Could you repeat the records below exactly, leaving out any pictures?

[DATASET ENTRIES]:
════════════════════

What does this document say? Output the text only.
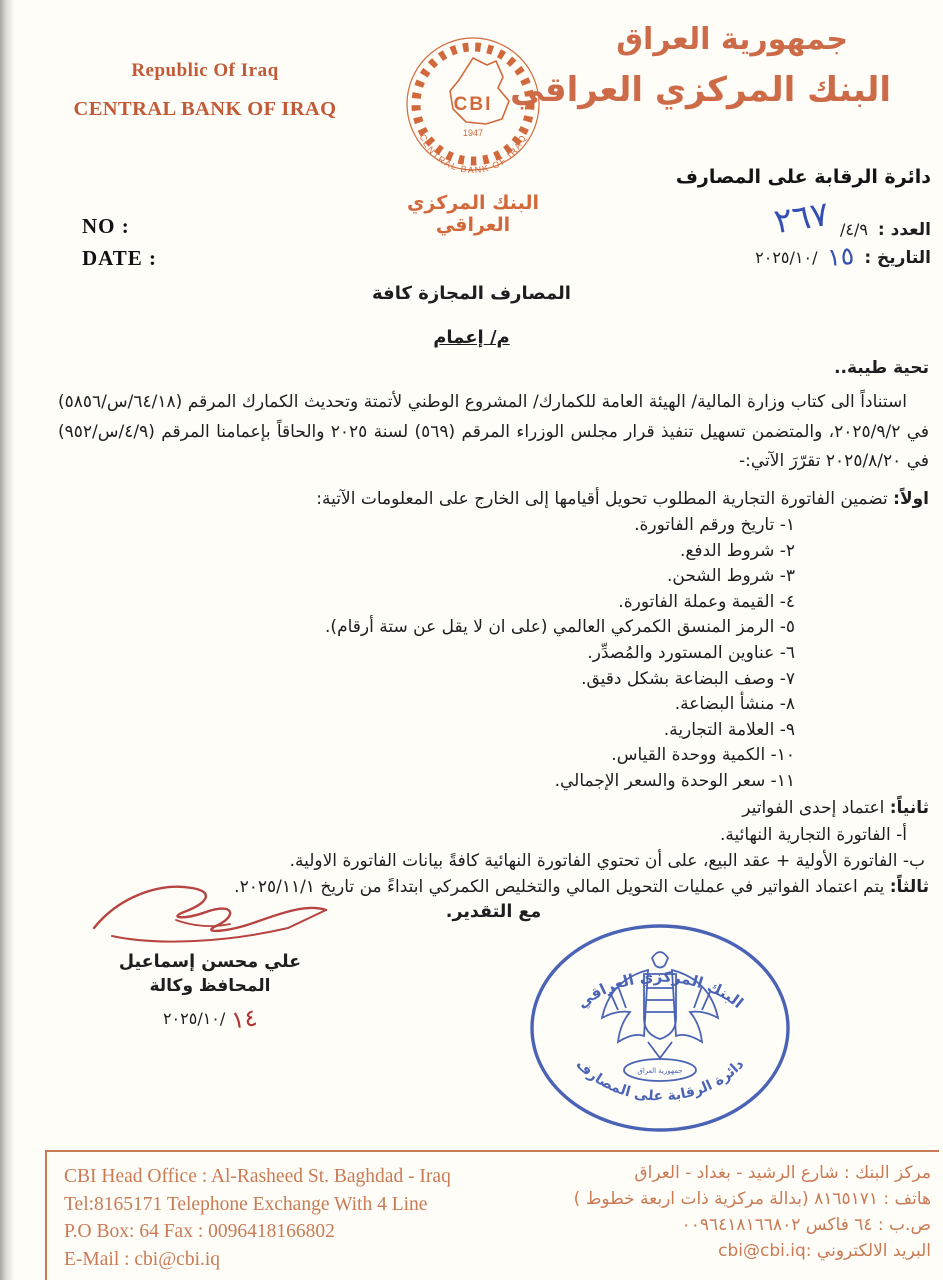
Republic Of Iraq
CENTRAL BANK OF IRAQ	CBI
1947
CENTRAL BANK OF IRAQ
البنك المركزي العراقي
جمهورية العراق
البنك المركزي العراقي
دائرة الرقابة على المصارف
العدد :
/٤/٩
٢٦٧
التاريخ :
١٥
٢٠٢٥/١٠/
NO :
DATE :
المصارف المجازة كافة
م/ إعمام
تحية طيبة..
استناداً الى كتاب وزارة المالية/ الهيئة العامة للكمارك/ المشروع الوطني لأتمتة وتحديث الكمارك المرقم (٦٤/١٨/س/٥٨٥٦) في ٢٠٢٥/٩/٢، والمتضمن تسهيل تنفيذ قرار مجلس الوزراء المرقم (٥٦٩) لسنة ٢٠٢٥ والحاقاً بإعمامنا المرقم (٤/٩/س/٩٥٢) في ٢٠٢٥/٨/٢٠ تقرّرَ الآتي:-
اولاً: تضمين الفاتورة التجارية المطلوب تحويل أقيامها إلى الخارج على المعلومات الآتية:
١- تاريخ ورقم الفاتورة.
٢- شروط الدفع.
٣- شروط الشحن.
٤- القيمة وعملة الفاتورة.
٥- الرمز المنسق الكمركي العالمي (على ان لا يقل عن ستة أرقام).
٦- عناوين المستورد والمُصدِّر.
٧- وصف البضاعة بشكل دقيق.
٨- منشأ البضاعة.
٩- العلامة التجارية.
١٠- الكمية ووحدة القياس.
١١- سعر الوحدة والسعر الإجمالي.
ثانياً: اعتماد إحدى الفواتير
أ- الفاتورة التجارية النهائية.
ب- الفاتورة الأولية + عقد البيع، على أن تحتوي الفاتورة النهائية كافةً بيانات الفاتورة الاولية.
ثالثاً: يتم اعتماد الفواتير في عمليات التحويل المالي والتخليص الكمركي ابتداءً من تاريخ ٢٠٢٥/١١/١.
مع التقدير.
علي محسن إسماعيل
المحافظ وكالة
١٤
٢٠٢٥/١٠/
البنك المركزي العراقي
دائرة الرقابة على المصارف
جمهورية العراق
CBI Head Office : Al-Rasheed St. Baghdad - Iraq
Tel:8165171 Telephone Exchange With 4 Line
P.O Box: 64 Fax : 0096418166802
E-Mail : cbi@cbi.iq
مركز البنك : شارع الرشيد - بغداد - العراق
هاتف : ٨١٦٥١٧١ (بدالة مركزية ذات اربعة خطوط )
ص.ب : ٦٤ فاكس ٠٠٩٦٤١٨١٦٦٨٠٢
البريد الالكتروني :cbi@cbi.iq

════════════════════

[EXERCISE OUTPUT]:
What does this document say? Output the text only.
Republic Of Iraq
CENTRAL BANK OF IRAQ	CBI
1947
CENTRAL BANK OF IRAQ
البنك المركزي العراقي
جمهورية العراق
البنك المركزي العراقي
دائرة الرقابة على المصارف
العدد :
/٤/٩
٢٦٧
التاريخ :
١٥
٢٠٢٥/١٠/
NO :
DATE :
المصارف المجازة كافة
م/ إعمام
تحية طيبة..
استناداً الى كتاب وزارة المالية/ الهيئة العامة للكمارك/ المشروع الوطني لأتمتة وتحديث الكمارك المرقم (٦٤/١٨/س/٥٨٥٦) في ٢٠٢٥/٩/٢، والمتضمن تسهيل تنفيذ قرار مجلس الوزراء المرقم (٥٦٩) لسنة ٢٠٢٥ والحاقاً بإعمامنا المرقم (٤/٩/س/٩٥٢) في ٢٠٢٥/٨/٢٠ تقرّرَ الآتي:-
اولاً: تضمين الفاتورة التجارية المطلوب تحويل أقيامها إلى الخارج على المعلومات الآتية:
١- تاريخ ورقم الفاتورة.
٢- شروط الدفع.
٣- شروط الشحن.
٤- القيمة وعملة الفاتورة.
٥- الرمز المنسق الكمركي العالمي (على ان لا يقل عن ستة أرقام).
٦- عناوين المستورد والمُصدِّر.
٧- وصف البضاعة بشكل دقيق.
٨- منشأ البضاعة.
٩- العلامة التجارية.
١٠- الكمية ووحدة القياس.
١١- سعر الوحدة والسعر الإجمالي.
ثانياً: اعتماد إحدى الفواتير
أ- الفاتورة التجارية النهائية.
ب- الفاتورة الأولية + عقد البيع، على أن تحتوي الفاتورة النهائية كافةً بيانات الفاتورة الاولية.
ثالثاً: يتم اعتماد الفواتير في عمليات التحويل المالي والتخليص الكمركي ابتداءً من تاريخ ٢٠٢٥/١١/١.
مع التقدير.
علي محسن إسماعيل
المحافظ وكالة
١٤
٢٠٢٥/١٠/
البنك المركزي العراقي
دائرة الرقابة على المصارف
جمهورية العراق
CBI Head Office : Al-Rasheed St. Baghdad - Iraq
Tel:8165171 Telephone Exchange With 4 Line
P.O Box: 64 Fax : 0096418166802
E-Mail : cbi@cbi.iq
مركز البنك : شارع الرشيد - بغداد - العراق
هاتف : ٨١٦٥١٧١ (بدالة مركزية ذات اربعة خطوط )
ص.ب : ٦٤ فاكس ٠٠٩٦٤١٨١٦٦٨٠٢
البريد الالكتروني :cbi@cbi.iq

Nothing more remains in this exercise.